TASK GOAL: Find all lines in the listing that include the word "ylabel", then copy them.

--*--

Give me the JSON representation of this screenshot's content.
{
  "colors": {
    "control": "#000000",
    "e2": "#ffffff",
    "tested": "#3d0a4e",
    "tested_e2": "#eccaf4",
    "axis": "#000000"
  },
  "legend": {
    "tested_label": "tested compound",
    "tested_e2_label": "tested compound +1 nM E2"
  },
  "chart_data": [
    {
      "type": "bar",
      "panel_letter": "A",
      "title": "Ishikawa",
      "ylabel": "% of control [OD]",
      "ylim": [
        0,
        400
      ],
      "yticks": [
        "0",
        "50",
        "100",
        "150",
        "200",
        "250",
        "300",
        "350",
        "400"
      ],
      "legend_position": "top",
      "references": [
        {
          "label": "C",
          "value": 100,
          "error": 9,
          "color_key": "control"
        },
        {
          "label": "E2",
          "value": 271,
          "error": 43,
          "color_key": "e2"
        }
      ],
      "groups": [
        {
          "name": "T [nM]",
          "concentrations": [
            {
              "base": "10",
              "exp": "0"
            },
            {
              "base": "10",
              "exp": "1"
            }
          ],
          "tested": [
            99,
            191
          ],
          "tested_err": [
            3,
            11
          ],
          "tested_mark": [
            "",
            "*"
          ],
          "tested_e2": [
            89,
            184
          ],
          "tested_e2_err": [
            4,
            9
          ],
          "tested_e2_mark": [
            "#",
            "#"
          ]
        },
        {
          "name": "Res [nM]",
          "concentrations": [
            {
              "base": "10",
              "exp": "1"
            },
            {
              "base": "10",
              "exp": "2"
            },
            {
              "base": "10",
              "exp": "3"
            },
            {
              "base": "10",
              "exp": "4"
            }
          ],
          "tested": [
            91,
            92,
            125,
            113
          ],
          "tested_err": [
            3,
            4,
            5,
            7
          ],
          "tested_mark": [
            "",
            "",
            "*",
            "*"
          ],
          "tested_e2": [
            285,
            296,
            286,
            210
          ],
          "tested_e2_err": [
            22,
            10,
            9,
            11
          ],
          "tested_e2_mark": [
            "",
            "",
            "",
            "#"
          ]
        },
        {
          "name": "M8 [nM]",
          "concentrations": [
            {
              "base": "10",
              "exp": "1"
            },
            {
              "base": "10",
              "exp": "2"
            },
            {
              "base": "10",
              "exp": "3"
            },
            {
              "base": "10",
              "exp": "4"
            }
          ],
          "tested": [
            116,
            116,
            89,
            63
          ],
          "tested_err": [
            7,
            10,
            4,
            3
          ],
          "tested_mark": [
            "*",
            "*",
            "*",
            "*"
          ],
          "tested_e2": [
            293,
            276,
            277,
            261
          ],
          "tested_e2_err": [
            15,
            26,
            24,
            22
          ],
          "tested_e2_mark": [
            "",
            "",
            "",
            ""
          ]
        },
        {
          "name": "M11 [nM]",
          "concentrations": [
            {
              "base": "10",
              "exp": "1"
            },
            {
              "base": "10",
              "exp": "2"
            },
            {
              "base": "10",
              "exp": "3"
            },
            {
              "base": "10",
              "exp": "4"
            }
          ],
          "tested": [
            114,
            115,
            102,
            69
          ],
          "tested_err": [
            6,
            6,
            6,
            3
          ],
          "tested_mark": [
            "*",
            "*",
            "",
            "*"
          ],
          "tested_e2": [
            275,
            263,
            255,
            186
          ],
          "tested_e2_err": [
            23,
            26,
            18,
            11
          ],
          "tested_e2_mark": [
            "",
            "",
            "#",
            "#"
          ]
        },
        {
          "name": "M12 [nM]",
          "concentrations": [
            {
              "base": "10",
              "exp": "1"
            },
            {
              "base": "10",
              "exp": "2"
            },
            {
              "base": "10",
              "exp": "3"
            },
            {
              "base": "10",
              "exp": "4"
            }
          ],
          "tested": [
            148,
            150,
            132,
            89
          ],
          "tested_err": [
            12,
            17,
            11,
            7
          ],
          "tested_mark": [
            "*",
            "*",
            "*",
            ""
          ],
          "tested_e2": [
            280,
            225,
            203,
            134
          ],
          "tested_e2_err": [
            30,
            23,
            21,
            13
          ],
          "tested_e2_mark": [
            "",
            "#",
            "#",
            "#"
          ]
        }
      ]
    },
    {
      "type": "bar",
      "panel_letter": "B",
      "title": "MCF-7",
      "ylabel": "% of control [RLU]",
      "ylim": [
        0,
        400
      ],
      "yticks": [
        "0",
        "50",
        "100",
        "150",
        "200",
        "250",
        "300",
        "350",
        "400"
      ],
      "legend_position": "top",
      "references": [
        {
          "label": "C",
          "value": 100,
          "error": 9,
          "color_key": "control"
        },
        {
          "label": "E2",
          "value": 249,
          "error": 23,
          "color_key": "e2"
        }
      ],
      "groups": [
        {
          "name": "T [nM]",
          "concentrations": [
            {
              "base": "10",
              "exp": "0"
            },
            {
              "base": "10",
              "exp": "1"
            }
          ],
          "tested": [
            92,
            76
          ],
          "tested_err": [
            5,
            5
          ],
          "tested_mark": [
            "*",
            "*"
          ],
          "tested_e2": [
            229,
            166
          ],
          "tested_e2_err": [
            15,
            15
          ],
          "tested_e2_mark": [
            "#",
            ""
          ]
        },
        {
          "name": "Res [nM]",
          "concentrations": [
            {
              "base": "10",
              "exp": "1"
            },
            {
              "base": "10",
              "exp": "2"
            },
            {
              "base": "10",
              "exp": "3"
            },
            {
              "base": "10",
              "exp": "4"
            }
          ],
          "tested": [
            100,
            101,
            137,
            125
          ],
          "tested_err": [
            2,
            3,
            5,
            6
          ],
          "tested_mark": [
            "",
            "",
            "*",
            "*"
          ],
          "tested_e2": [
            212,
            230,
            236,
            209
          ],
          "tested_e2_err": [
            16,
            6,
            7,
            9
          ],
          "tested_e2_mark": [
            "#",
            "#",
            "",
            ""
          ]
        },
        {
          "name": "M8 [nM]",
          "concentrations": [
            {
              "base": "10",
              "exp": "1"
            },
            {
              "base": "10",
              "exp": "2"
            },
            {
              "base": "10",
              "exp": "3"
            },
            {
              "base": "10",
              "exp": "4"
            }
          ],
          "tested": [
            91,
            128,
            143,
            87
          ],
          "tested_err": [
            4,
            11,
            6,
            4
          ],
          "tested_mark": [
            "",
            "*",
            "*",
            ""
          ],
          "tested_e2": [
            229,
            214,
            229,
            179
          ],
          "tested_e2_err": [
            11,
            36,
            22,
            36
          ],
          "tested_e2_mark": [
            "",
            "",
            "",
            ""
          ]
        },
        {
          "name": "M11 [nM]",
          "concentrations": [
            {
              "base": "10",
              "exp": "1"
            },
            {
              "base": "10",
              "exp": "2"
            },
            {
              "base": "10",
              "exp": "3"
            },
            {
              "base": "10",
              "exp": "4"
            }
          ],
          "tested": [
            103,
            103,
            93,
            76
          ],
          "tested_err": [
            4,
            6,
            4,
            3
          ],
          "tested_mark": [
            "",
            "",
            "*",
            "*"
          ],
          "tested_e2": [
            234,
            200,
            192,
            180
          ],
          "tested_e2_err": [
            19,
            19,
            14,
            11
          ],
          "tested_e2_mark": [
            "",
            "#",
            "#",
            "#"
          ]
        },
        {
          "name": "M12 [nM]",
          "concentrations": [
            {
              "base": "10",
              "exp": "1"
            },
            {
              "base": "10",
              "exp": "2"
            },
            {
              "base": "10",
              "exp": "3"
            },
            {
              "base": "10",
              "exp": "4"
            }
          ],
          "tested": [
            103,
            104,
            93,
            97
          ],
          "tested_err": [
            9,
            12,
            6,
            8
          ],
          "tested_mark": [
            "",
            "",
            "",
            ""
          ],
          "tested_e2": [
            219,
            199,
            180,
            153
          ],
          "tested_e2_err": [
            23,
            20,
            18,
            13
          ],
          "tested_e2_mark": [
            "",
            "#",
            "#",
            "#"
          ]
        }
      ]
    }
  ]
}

--*--

TASK SOLUTION:
      "ylabel": "% of control [OD]",
      "ylabel": "% of control [RLU]",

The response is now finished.